EXERCISE DATA
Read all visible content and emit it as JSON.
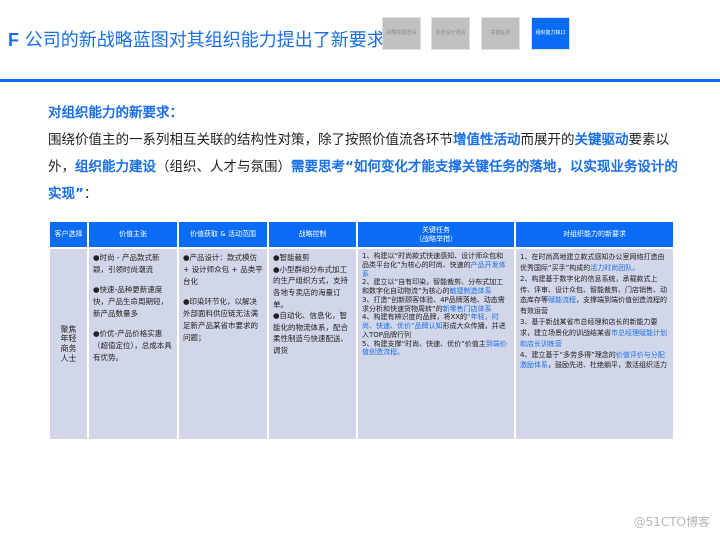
{
  "header": {
    "title_prefix": "F",
    "title": "公司的新战略蓝图对其组织能力提出了新要求"
  },
  "nav": [
    {
      "label": "战略意图澄清",
      "active": false
    },
    {
      "label": "业务设计澄清",
      "active": false
    },
    {
      "label": "关键任务",
      "active": false
    },
    {
      "label": "组织能力缺口",
      "active": true
    }
  ],
  "intro": {
    "heading": "对组织能力的新要求：",
    "segments": [
      {
        "t": "围绕价值主的一系列相互关联的结构性对策，除了按照价值流各环节",
        "h": false
      },
      {
        "t": "增值性活动",
        "h": true
      },
      {
        "t": "而展开的",
        "h": false
      },
      {
        "t": "关键驱动",
        "h": true
      },
      {
        "t": "要素以外，",
        "h": false
      },
      {
        "t": "组织能力建设",
        "h": true
      },
      {
        "t": "（组织、人才与氛围）",
        "h": false
      },
      {
        "t": "需要思考“如何变化才能支撑关键任务的落地，以实现业务设计的实现”",
        "h": true
      },
      {
        "t": "：",
        "h": false
      }
    ]
  },
  "table": {
    "headers": [
      "客户选择",
      "价值主张",
      "价值获取 & 活动范围",
      "战略控制",
      "关键任务\n（战略举措）",
      "对组织能力的新要求"
    ],
    "segment": "聚焦年轻商务人士",
    "value_prop": [
      "●时尚 - 产品款式新颖，引领时尚潮流",
      "●快速-品种更新速度快，产品生命周期短，新产品数量多",
      "●价优-产品价格实惠（超值定位），总成本具有优势。"
    ],
    "value_capture": [
      "●产品设计：款式模仿 + 设计师众包 + 品类平台化",
      "●印染环节化，以解决外部面料供应链无法满足新产品某省市要求的问题；"
    ],
    "strategic_control": [
      "●智能裁剪",
      "●小型群组分布式加工的生产组织方式，支持各地专卖店的海量订单。",
      "●自动化、信息化，智能化的物流体系，配合柔性制造与快速配送、调货"
    ],
    "key_tasks": [
      [
        {
          "t": "1、构建以“时尚款式快速感知、设计师众包和品类平台化”为核心的时尚、快速的",
          "h": false
        },
        {
          "t": "产品开发体系",
          "h": true
        }
      ],
      [
        {
          "t": "2、建立以“自有印染，智能裁剪、分布式加工和数字化自动物流”为核心的",
          "h": false
        },
        {
          "t": "敏捷制造体系",
          "h": true
        }
      ],
      [
        {
          "t": "3、打造“创新顾客体验、4P品牌落地、动态需求分析和快速货物周转”的",
          "h": false
        },
        {
          "t": "新零售门店体系",
          "h": true
        }
      ],
      [
        {
          "t": "4、构建有辨识度的品牌，将XX的",
          "h": false
        },
        {
          "t": "“年轻，时尚、快速、优价”品牌认知",
          "h": true
        },
        {
          "t": "形成大众传播，并进入TOP品牌行列",
          "h": false
        }
      ],
      [
        {
          "t": "5、构建支撑“时尚、快速、优价”价值主",
          "h": false
        },
        {
          "t": "到端价值创造流程。",
          "h": true
        }
      ]
    ],
    "org_requirements": [
      [
        {
          "t": "1、在时尚高地建立款式感知办公室网络打造由优秀国际“买手”构成的",
          "h": false
        },
        {
          "t": "活力时尚团队。",
          "h": true
        }
      ],
      [
        {
          "t": "2、构建基于数字化的信息系统，承载款式上传、评审、设计众包、智能裁剪、门店销售、动态库存等",
          "h": false
        },
        {
          "t": "赋能流程",
          "h": true
        },
        {
          "t": "，支撑端到端价值创造流程的有效运营",
          "h": false
        }
      ],
      [
        {
          "t": "3、基于新战某省市总经理和店长的新能力要求，建立场景化的训战结某省",
          "h": false
        },
        {
          "t": "市总经理赋能计划和店长训练营",
          "h": true
        }
      ],
      [
        {
          "t": "4、建立基于“多劳多得”理念的",
          "h": false
        },
        {
          "t": "价值评价与分配激励体系",
          "h": true
        },
        {
          "t": "，鼓励先进、杜绝躺平，激活组织活力",
          "h": false
        }
      ]
    ]
  },
  "watermark": "@51CTO博客"
}
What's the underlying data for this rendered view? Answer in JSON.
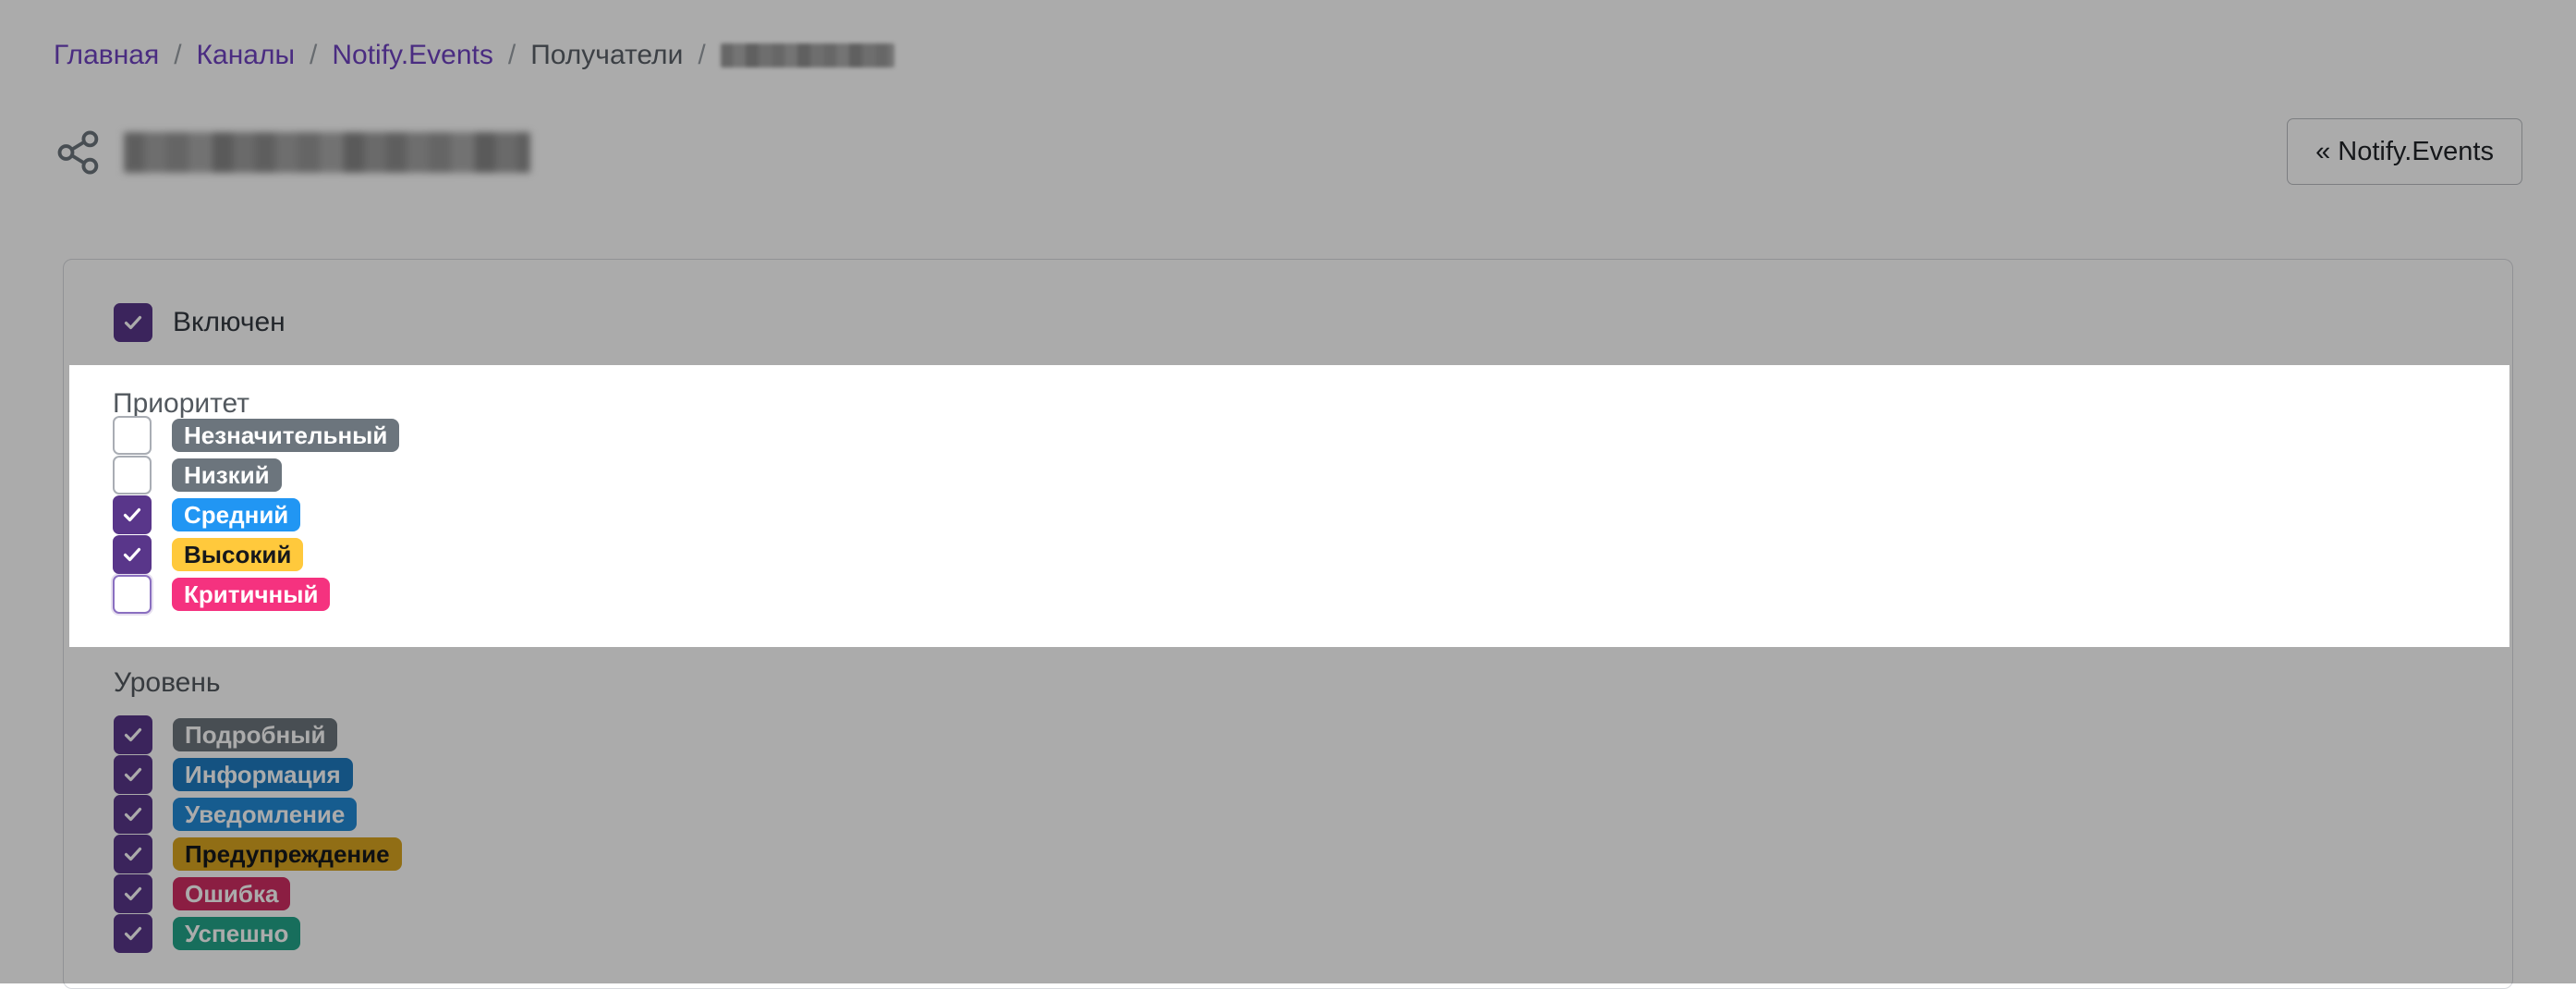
{
  "breadcrumb": {
    "items": [
      {
        "label": "Главная",
        "type": "link"
      },
      {
        "label": "Каналы",
        "type": "link"
      },
      {
        "label": "Notify.Events",
        "type": "link"
      },
      {
        "label": "Получатели",
        "type": "static"
      },
      {
        "label": "",
        "type": "redacted"
      }
    ],
    "separator": "/"
  },
  "header": {
    "icon": "share-nodes-icon",
    "title_redacted": true,
    "back_button": {
      "label": "« Notify.Events",
      "chevron": "«"
    }
  },
  "card": {
    "enabled": {
      "label": "Включен",
      "checked": true
    },
    "priority": {
      "title": "Приоритет",
      "options": [
        {
          "label": "Незначительный",
          "checked": false,
          "color": "#6c757d",
          "text_color": "#ffffff",
          "focused": false
        },
        {
          "label": "Низкий",
          "checked": false,
          "color": "#6c757d",
          "text_color": "#ffffff",
          "focused": false
        },
        {
          "label": "Средний",
          "checked": true,
          "color": "#2196f3",
          "text_color": "#ffffff",
          "focused": false
        },
        {
          "label": "Высокий",
          "checked": true,
          "color": "#ffc93c",
          "text_color": "#16181b",
          "focused": false
        },
        {
          "label": "Критичный",
          "checked": false,
          "color": "#f5327f",
          "text_color": "#ffffff",
          "focused": true
        }
      ]
    },
    "level": {
      "title": "Уровень",
      "options": [
        {
          "label": "Подробный",
          "checked": true,
          "color": "#6c757d",
          "text_color": "#ffffff"
        },
        {
          "label": "Информация",
          "checked": true,
          "color": "#1f7bc1",
          "text_color": "#ffffff"
        },
        {
          "label": "Уведомление",
          "checked": true,
          "color": "#2189d6",
          "text_color": "#ffffff"
        },
        {
          "label": "Предупреждение",
          "checked": true,
          "color": "#d9a520",
          "text_color": "#16181b"
        },
        {
          "label": "Ошибка",
          "checked": true,
          "color": "#cf2e63",
          "text_color": "#ffffff"
        },
        {
          "label": "Успешно",
          "checked": true,
          "color": "#23a48a",
          "text_color": "#ffffff"
        }
      ]
    }
  },
  "theme": {
    "accent_purple": "#59368a",
    "link_purple": "#6f42c1",
    "card_border": "#d8dade",
    "dim_overlay": "rgba(0,0,0,0.33)"
  }
}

OBJECTIVE
Every record above should be written out again exactly; the pictures stay out of the copy.

FINAL RESULT
Read all visible content and emit it as JSON.
{
  "header": {
    "title_prefix": "F",
    "title": "公司的新战略蓝图对其组织能力提出了新要求"
  },
  "nav": [
    {
      "label": "战略意图澄清",
      "active": false
    },
    {
      "label": "业务设计澄清",
      "active": false
    },
    {
      "label": "关键任务",
      "active": false
    },
    {
      "label": "组织能力缺口",
      "active": true
    }
  ],
  "intro": {
    "heading": "对组织能力的新要求：",
    "segments": [
      {
        "t": "围绕价值主的一系列相互关联的结构性对策，除了按照价值流各环节",
        "h": false
      },
      {
        "t": "增值性活动",
        "h": true
      },
      {
        "t": "而展开的",
        "h": false
      },
      {
        "t": "关键驱动",
        "h": true
      },
      {
        "t": "要素以外，",
        "h": false
      },
      {
        "t": "组织能力建设",
        "h": true
      },
      {
        "t": "（组织、人才与氛围）",
        "h": false
      },
      {
        "t": "需要思考“如何变化才能支撑关键任务的落地，以实现业务设计的实现”",
        "h": true
      },
      {
        "t": "：",
        "h": false
      }
    ]
  },
  "table": {
    "headers": [
      "客户选择",
      "价值主张",
      "价值获取 & 活动范围",
      "战略控制",
      "关键任务\n（战略举措）",
      "对组织能力的新要求"
    ],
    "segment": "聚焦年轻商务人士",
    "value_prop": [
      "●时尚 - 产品款式新颖，引领时尚潮流",
      "●快速-品种更新速度快，产品生命周期短，新产品数量多",
      "●价优-产品价格实惠（超值定位），总成本具有优势。"
    ],
    "value_capture": [
      "●产品设计：款式模仿 + 设计师众包 + 品类平台化",
      "●印染环节化，以解决外部面料供应链无法满足新产品某省市要求的问题；"
    ],
    "strategic_control": [
      "●智能裁剪",
      "●小型群组分布式加工的生产组织方式，支持各地专卖店的海量订单。",
      "●自动化、信息化，智能化的物流体系，配合柔性制造与快速配送、调货"
    ],
    "key_tasks": [
      [
        {
          "t": "1、构建以“时尚款式快速感知、设计师众包和品类平台化”为核心的时尚、快速的",
          "h": false
        },
        {
          "t": "产品开发体系",
          "h": true
        }
      ],
      [
        {
          "t": "2、建立以“自有印染，智能裁剪、分布式加工和数字化自动物流”为核心的",
          "h": false
        },
        {
          "t": "敏捷制造体系",
          "h": true
        }
      ],
      [
        {
          "t": "3、打造“创新顾客体验、4P品牌落地、动态需求分析和快速货物周转”的",
          "h": false
        },
        {
          "t": "新零售门店体系",
          "h": true
        }
      ],
      [
        {
          "t": "4、构建有辨识度的品牌，将XX的",
          "h": false
        },
        {
          "t": "“年轻，时尚、快速、优价”品牌认知",
          "h": true
        },
        {
          "t": "形成大众传播，并进入TOP品牌行列",
          "h": false
        }
      ],
      [
        {
          "t": "5、构建支撑“时尚、快速、优价”价值主",
          "h": false
        },
        {
          "t": "到端价值创造流程。",
          "h": true
        }
      ]
    ],
    "org_requirements": [
      [
        {
          "t": "1、在时尚高地建立款式感知办公室网络打造由优秀国际“买手”构成的",
          "h": false
        },
        {
          "t": "活力时尚团队。",
          "h": true
        }
      ],
      [
        {
          "t": "2、构建基于数字化的信息系统，承载款式上传、评审、设计众包、智能裁剪、门店销售、动态库存等",
          "h": false
        },
        {
          "t": "赋能流程",
          "h": true
        },
        {
          "t": "，支撑端到端价值创造流程的有效运营",
          "h": false
        }
      ],
      [
        {
          "t": "3、基于新战某省市总经理和店长的新能力要求，建立场景化的训战结某省",
          "h": false
        },
        {
          "t": "市总经理赋能计划和店长训练营",
          "h": true
        }
      ],
      [
        {
          "t": "4、建立基于“多劳多得”理念的",
          "h": false
        },
        {
          "t": "价值评价与分配激励体系",
          "h": true
        },
        {
          "t": "，鼓励先进、杜绝躺平，激活组织活力",
          "h": false
        }
      ]
    ]
  },
  "watermark": "@51CTO博客"
}
What's the underlying data for this rendered view? Answer in JSON.
{
  "breadcrumb": {
    "items": [
      {
        "label": "Главная",
        "type": "link"
      },
      {
        "label": "Каналы",
        "type": "link"
      },
      {
        "label": "Notify.Events",
        "type": "link"
      },
      {
        "label": "Получатели",
        "type": "static"
      },
      {
        "label": "",
        "type": "redacted"
      }
    ],
    "separator": "/"
  },
  "header": {
    "icon": "share-nodes-icon",
    "title_redacted": true,
    "back_button": {
      "label": "« Notify.Events",
      "chevron": "«"
    }
  },
  "card": {
    "enabled": {
      "label": "Включен",
      "checked": true
    },
    "priority": {
      "title": "Приоритет",
      "options": [
        {
          "label": "Незначительный",
          "checked": false,
          "color": "#6c757d",
          "text_color": "#ffffff",
          "focused": false
        },
        {
          "label": "Низкий",
          "checked": false,
          "color": "#6c757d",
          "text_color": "#ffffff",
          "focused": false
        },
        {
          "label": "Средний",
          "checked": true,
          "color": "#2196f3",
          "text_color": "#ffffff",
          "focused": false
        },
        {
          "label": "Высокий",
          "checked": true,
          "color": "#ffc93c",
          "text_color": "#16181b",
          "focused": false
        },
        {
          "label": "Критичный",
          "checked": false,
          "color": "#f5327f",
          "text_color": "#ffffff",
          "focused": true
        }
      ]
    },
    "level": {
      "title": "Уровень",
      "options": [
        {
          "label": "Подробный",
          "checked": true,
          "color": "#6c757d",
          "text_color": "#ffffff"
        },
        {
          "label": "Информация",
          "checked": true,
          "color": "#1f7bc1",
          "text_color": "#ffffff"
        },
        {
          "label": "Уведомление",
          "checked": true,
          "color": "#2189d6",
          "text_color": "#ffffff"
        },
        {
          "label": "Предупреждение",
          "checked": true,
          "color": "#d9a520",
          "text_color": "#16181b"
        },
        {
          "label": "Ошибка",
          "checked": true,
          "color": "#cf2e63",
          "text_color": "#ffffff"
        },
        {
          "label": "Успешно",
          "checked": true,
          "color": "#23a48a",
          "text_color": "#ffffff"
        }
      ]
    }
  },
  "theme": {
    "accent_purple": "#59368a",
    "link_purple": "#6f42c1",
    "card_border": "#d8dade",
    "dim_overlay": "rgba(0,0,0,0.33)"
  }
}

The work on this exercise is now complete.